§ **INSTRUCTIONS TO FOLLOW**: Copy every line in the records below that contains the word "called".

§ **DATA SECTION**:
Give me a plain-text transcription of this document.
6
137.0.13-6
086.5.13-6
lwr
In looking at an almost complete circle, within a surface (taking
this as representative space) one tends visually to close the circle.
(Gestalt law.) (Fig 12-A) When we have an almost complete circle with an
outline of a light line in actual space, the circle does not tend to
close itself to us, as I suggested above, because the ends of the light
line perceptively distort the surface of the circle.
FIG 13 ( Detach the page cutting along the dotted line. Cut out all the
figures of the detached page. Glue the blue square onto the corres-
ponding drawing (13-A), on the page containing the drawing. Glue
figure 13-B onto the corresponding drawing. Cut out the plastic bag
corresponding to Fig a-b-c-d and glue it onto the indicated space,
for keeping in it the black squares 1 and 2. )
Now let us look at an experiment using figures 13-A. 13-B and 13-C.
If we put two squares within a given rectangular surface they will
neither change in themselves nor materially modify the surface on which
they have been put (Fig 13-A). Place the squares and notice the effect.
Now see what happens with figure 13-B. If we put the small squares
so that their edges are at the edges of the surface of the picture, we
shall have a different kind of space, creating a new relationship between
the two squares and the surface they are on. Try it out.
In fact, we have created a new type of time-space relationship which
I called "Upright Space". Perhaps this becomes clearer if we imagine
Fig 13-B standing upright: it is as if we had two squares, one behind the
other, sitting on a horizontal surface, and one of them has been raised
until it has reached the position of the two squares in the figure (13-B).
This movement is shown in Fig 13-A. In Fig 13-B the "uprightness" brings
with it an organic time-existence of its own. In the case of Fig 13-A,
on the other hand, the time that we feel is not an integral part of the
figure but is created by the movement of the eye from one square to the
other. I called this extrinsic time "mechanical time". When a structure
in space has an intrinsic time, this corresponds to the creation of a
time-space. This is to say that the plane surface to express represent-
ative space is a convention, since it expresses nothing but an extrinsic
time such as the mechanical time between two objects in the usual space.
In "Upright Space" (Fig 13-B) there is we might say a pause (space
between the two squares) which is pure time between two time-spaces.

* * *

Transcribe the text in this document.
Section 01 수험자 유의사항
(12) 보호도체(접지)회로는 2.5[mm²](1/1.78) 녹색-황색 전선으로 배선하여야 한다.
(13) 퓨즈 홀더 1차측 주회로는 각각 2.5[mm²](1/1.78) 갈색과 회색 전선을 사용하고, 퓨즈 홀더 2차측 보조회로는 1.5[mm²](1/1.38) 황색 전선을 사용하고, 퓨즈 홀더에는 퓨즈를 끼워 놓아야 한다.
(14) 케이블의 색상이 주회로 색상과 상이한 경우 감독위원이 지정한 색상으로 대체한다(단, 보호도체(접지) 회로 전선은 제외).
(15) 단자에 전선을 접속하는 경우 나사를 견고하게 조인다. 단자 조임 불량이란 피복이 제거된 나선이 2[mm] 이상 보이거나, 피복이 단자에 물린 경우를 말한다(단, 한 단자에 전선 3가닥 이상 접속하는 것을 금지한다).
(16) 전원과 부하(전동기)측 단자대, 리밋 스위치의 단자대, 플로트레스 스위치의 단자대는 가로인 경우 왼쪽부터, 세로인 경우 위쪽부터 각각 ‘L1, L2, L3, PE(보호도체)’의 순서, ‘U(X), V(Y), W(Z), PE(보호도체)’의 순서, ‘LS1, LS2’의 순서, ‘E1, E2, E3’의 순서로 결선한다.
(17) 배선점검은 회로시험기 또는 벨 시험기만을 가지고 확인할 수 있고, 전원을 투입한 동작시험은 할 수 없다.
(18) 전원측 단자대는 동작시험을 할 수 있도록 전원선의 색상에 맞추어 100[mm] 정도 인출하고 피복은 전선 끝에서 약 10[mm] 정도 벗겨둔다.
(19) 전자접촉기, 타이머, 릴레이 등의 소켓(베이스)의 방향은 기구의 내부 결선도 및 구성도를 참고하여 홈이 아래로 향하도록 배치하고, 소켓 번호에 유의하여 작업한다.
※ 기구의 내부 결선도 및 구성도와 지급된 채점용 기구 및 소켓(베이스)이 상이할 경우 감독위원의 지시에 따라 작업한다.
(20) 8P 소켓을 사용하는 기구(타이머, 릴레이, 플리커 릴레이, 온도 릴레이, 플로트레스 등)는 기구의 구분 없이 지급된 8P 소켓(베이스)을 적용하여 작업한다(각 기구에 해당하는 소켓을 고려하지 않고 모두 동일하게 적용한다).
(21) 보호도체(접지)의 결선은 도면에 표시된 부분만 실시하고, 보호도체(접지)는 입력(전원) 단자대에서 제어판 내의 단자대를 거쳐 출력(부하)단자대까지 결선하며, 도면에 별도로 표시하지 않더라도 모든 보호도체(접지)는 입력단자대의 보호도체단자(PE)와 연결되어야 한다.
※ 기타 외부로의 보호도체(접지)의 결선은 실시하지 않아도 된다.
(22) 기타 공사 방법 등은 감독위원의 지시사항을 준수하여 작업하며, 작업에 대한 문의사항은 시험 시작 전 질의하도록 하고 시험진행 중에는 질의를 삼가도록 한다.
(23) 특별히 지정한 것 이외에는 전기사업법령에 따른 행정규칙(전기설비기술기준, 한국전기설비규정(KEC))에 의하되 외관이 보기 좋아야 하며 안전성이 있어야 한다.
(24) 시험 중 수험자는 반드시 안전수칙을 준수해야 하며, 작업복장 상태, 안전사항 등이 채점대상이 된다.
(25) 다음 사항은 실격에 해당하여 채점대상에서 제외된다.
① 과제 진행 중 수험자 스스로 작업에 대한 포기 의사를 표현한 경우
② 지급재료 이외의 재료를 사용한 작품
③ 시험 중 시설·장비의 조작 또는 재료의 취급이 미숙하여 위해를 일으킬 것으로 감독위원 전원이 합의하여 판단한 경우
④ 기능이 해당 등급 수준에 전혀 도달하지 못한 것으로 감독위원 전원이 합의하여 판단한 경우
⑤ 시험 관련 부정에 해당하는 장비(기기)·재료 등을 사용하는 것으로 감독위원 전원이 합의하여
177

§ **REPLY TO THE EXERCISE**:
I called "Upright Space". Perhaps this becomes clearer if we imagine
other. I called this extrinsic time "mechanical time". When a structure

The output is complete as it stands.